═══ INFORMATION GIVEN ═══

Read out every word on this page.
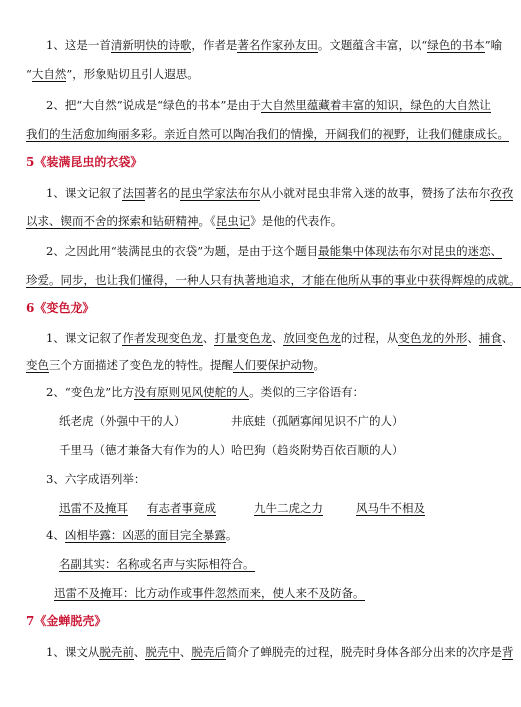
1、这是一首清新明快的诗歌，作者是著名作家孙友田。文题蕴含丰富，以“绿色的书本”喻
“大自然”，形象贴切且引人遐思。
2、把“大自然”说成是“绿色的书本”是由于大自然里蕴藏着丰富的知识，绿色的大自然让
我们的生活愈加绚丽多彩。亲近自然可以陶冶我们的情操，开阔我们的视野，让我们健康成长。
5《装满昆虫的衣袋》
1、课文记叙了法国著名的昆虫学家法布尔从小就对昆虫非常入迷的故事，赞扬了法布尔孜孜
以求、锲而不舍的探索和钻研精神。《昆虫记》是他的代表作。
2、之因此用“装满昆虫的衣袋”为题，是由于这个题目最能集中体现法布尔对昆虫的迷恋、
珍爱。同步，也让我们懂得，一种人只有执著地追求，才能在他所从事的事业中获得辉煌的成就。
6《变色龙》
1、课文记叙了作者发现变色龙、打量变色龙、放回变色龙的过程，从变色龙的外形、捕食、
变色三个方面描述了变色龙的特性。提醒人们要保护动物。
2、“变色龙”比方没有原则见风使舵的人。类似的三字俗语有：
纸老虎（外强中干的人）	井底蛙（孤陋寡闻见识不广的人）
千里马（德才兼备大有作为的人） 哈巴狗（趋炎附势百依百顺的人）
3、六字成语列举：
迅雷不及掩耳 有志者事竟成	九牛二虎之力	风马牛不相及
4、凶相毕露：凶恶的面目完全暴露。
名副其实：名称或名声与实际相符合。
迅雷不及掩耳：比方动作或事件忽然而来，使人来不及防备。
7《金蝉脱壳》
1、课文从脱壳前、脱壳中、脱壳后简介了蝉脱壳的过程，脱壳时身体各部分出来的次序是背
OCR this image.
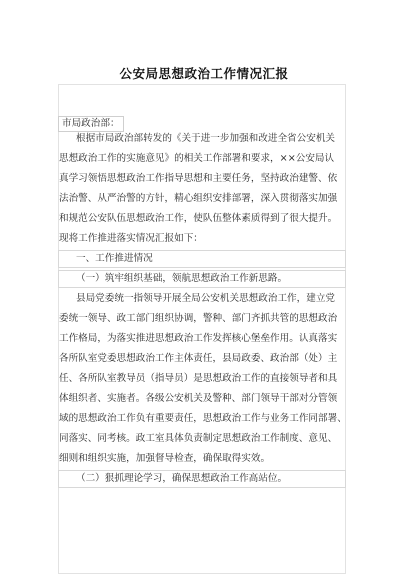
公安局思想政治工作情况汇报
市局政治部：
根据市局政治部转发的《关于进一步加强和改进全省公安机关
思想政治工作的实施意见》的相关工作部署和要求，××公安局认
真学习领悟思想政治工作指导思想和主要任务，坚持政治建警、依
法治警、从严治警的方针，精心组织安排部署，深入贯彻落实加强
和规范公安队伍思想政治工作，使队伍整体素质得到了很大提升。
现将工作推进落实情况汇报如下：
一、工作推进情况
（一）筑牢组织基础，领航思想政治工作新思路。
县局党委统一指领导开展全局公安机关思想政治工作，建立党
委统一领导、政工部门组织协调，警种、部门齐抓共管的思想政治
工作格局，为落实推进思想政治工作发挥核心堡垒作用。认真落实
各所队室党委思想政治工作主体责任，县局政委、政治部（处）主
任、各所队室教导员（指导员）是思想政治工作的直接领导者和具
体组织者、实施者。各级公安机关及警种、部门领导干部对分管领
域的思想政治工作负有重要责任，思想政治工作与业务工作同部署、
同落实、同考核。政工室具体负责制定思想政治工作制度、意见、
细则和组织实施，加强督导检查，确保取得实效。
（二）狠抓理论学习，确保思想政治工作高站位。
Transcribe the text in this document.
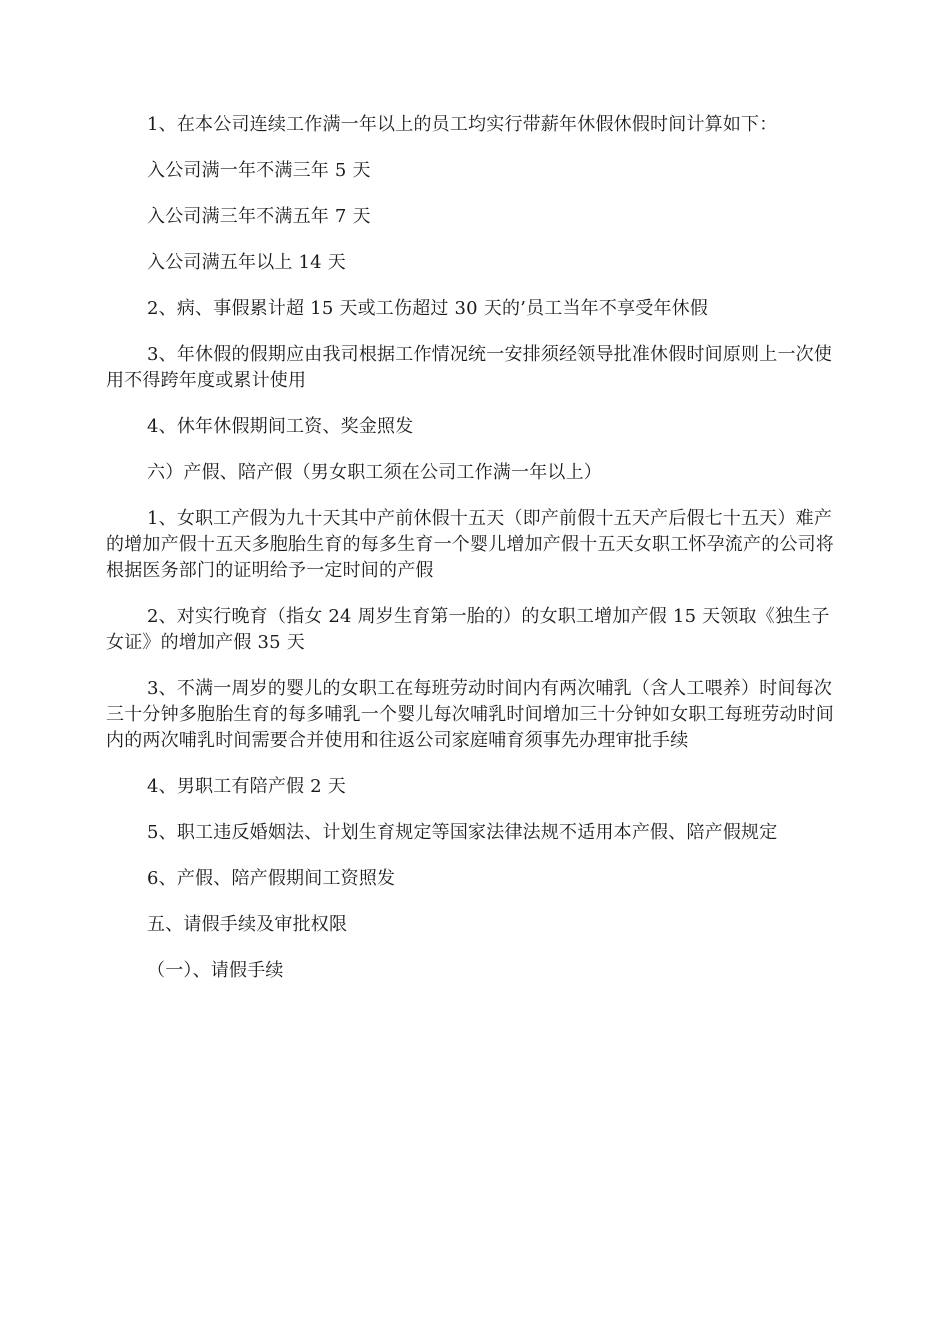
1、在本公司连续工作满一年以上的员工均实行带薪年休假休假时间计算如下：

入公司满一年不满三年 5 天

入公司满三年不满五年 7 天

入公司满五年以上 14 天

2、病、事假累计超 15 天或工伤超过 30 天的’员工当年不享受年休假

3、年休假的假期应由我司根据工作情况统一安排须经领导批准休假时间原则上一次使用不得跨年度或累计使用

4、休年休假期间工资、奖金照发

六）产假、陪产假（男女职工须在公司工作满一年以上）

1、女职工产假为九十天其中产前休假十五天（即产前假十五天产后假七十五天）难产的增加产假十五天多胞胎生育的每多生育一个婴儿增加产假十五天女职工怀孕流产的公司将根据医务部门的证明给予一定时间的产假

2、对实行晚育（指女 24 周岁生育第一胎的）的女职工增加产假 15 天领取《独生子女证》的增加产假 35 天

3、不满一周岁的婴儿的女职工在每班劳动时间内有两次哺乳（含人工喂养）时间每次三十分钟多胞胎生育的每多哺乳一个婴儿每次哺乳时间增加三十分钟如女职工每班劳动时间内的两次哺乳时间需要合并使用和往返公司家庭哺育须事先办理审批手续

4、男职工有陪产假 2 天

5、职工违反婚姻法、计划生育规定等国家法律法规不适用本产假、陪产假规定

6、产假、陪产假期间工资照发

五、请假手续及审批权限

（一）、请假手续
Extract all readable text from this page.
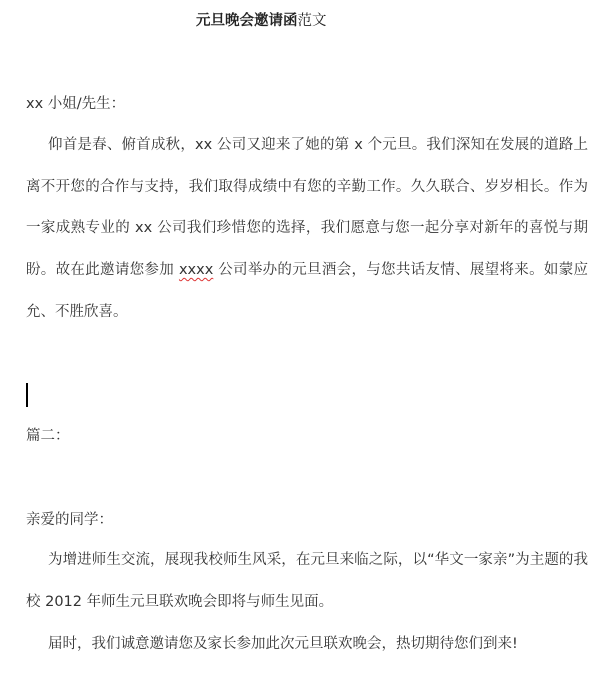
元旦晚会邀请函范文
xx 小姐/先生：
仰首是春、俯首成秋，xx 公司又迎来了她的第 x 个元旦。我们深知在发展的道路上离不开您的合作与支持，我们取得成绩中有您的辛勤工作。久久联合、岁岁相长。作为一家成熟专业的 xx 公司我们珍惜您的选择，我们愿意与您一起分享对新年的喜悦与期盼。故在此邀请您参加 xxxx 公司举办的元旦酒会，与您共话友情、展望将来。如蒙应允、不胜欣喜。
篇二：
亲爱的同学：
为增进师生交流，展现我校师生风采，在元旦来临之际，以“华文一家亲”为主题的我校 2012 年师生元旦联欢晚会即将与师生见面。
届时，我们诚意邀请您及家长参加此次元旦联欢晚会，热切期待您们到来!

═══

(EXERCISE INSTRUCTIONS):
Work through the data and report how many of its lines hold the word "装满昆虫的衣袋", giving only the figure.

(WRITTEN RESPONSE):
2